Brief — Omit all pictures. Copy the rest of the material exactly.

Collection entries:
== == ==
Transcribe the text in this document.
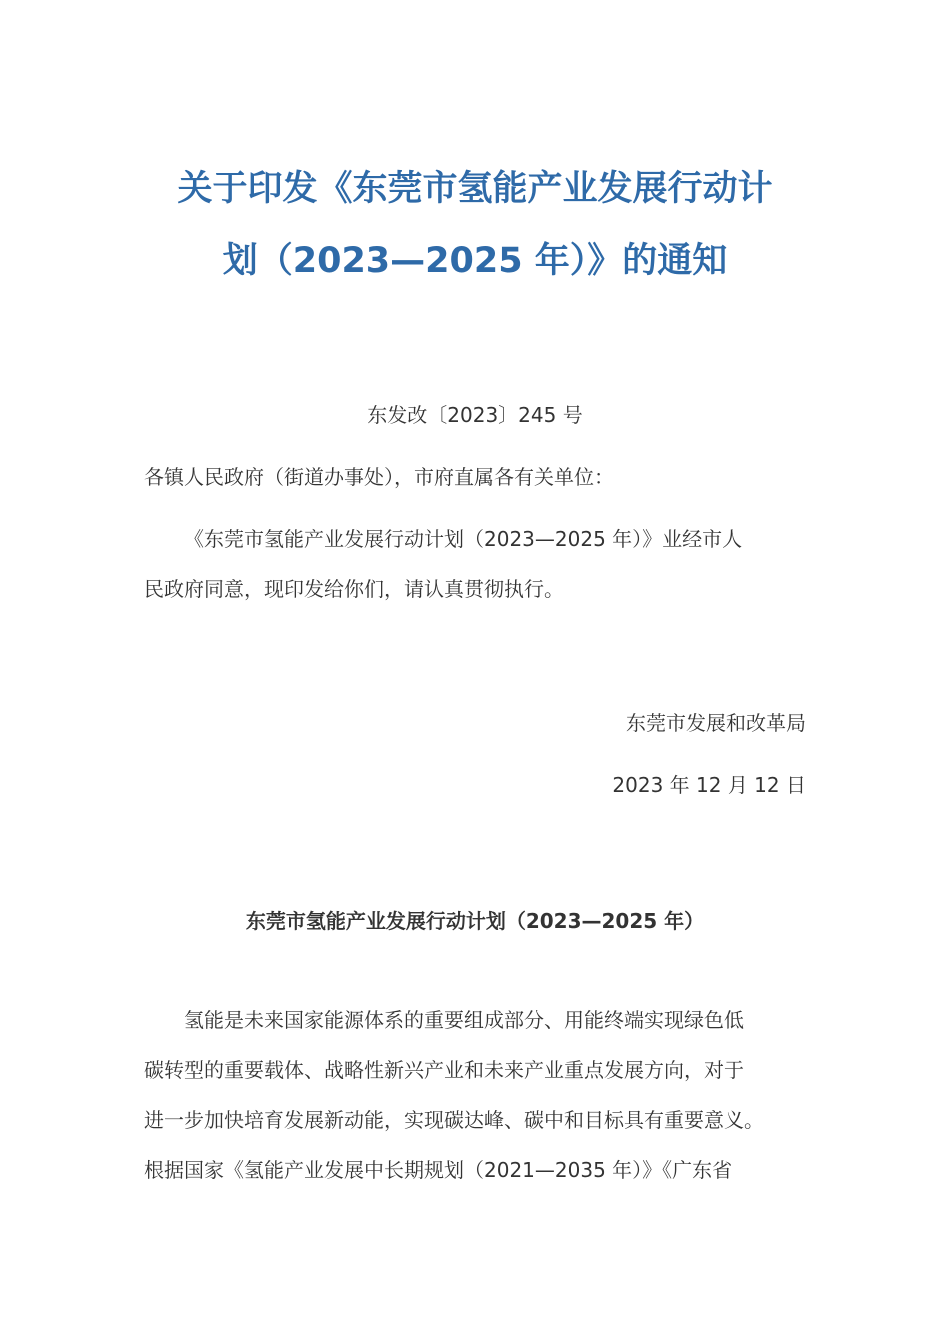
关于印发《东莞市氢能产业发展行动计
划（2023—2025 年）》的通知
东发改〔2023〕245 号
各镇人民政府（街道办事处），市府直属各有关单位：
《东莞市氢能产业发展行动计划（2023—2025 年）》业经市人
民政府同意，现印发给你们，请认真贯彻执行。
东莞市发展和改革局
2023 年 12 月 12 日
东莞市氢能产业发展行动计划（2023—2025 年）
氢能是未来国家能源体系的重要组成部分、用能终端实现绿色低
碳转型的重要载体、战略性新兴产业和未来产业重点发展方向，对于
进一步加快培育发展新动能，实现碳达峰、碳中和目标具有重要意义。
根据国家《氢能产业发展中长期规划（2021—2035 年）》《广东省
== == ==
Expected answer —
Transcribe the text in this document.
关于印发《东莞市氢能产业发展行动计
划（2023—2025 年）》的通知
东发改〔2023〕245 号
各镇人民政府（街道办事处），市府直属各有关单位：
《东莞市氢能产业发展行动计划（2023—2025 年）》业经市人
民政府同意，现印发给你们，请认真贯彻执行。
东莞市发展和改革局
2023 年 12 月 12 日
东莞市氢能产业发展行动计划（2023—2025 年）
氢能是未来国家能源体系的重要组成部分、用能终端实现绿色低
碳转型的重要载体、战略性新兴产业和未来产业重点发展方向，对于
进一步加快培育发展新动能，实现碳达峰、碳中和目标具有重要意义。
根据国家《氢能产业发展中长期规划（2021—2035 年）》《广东省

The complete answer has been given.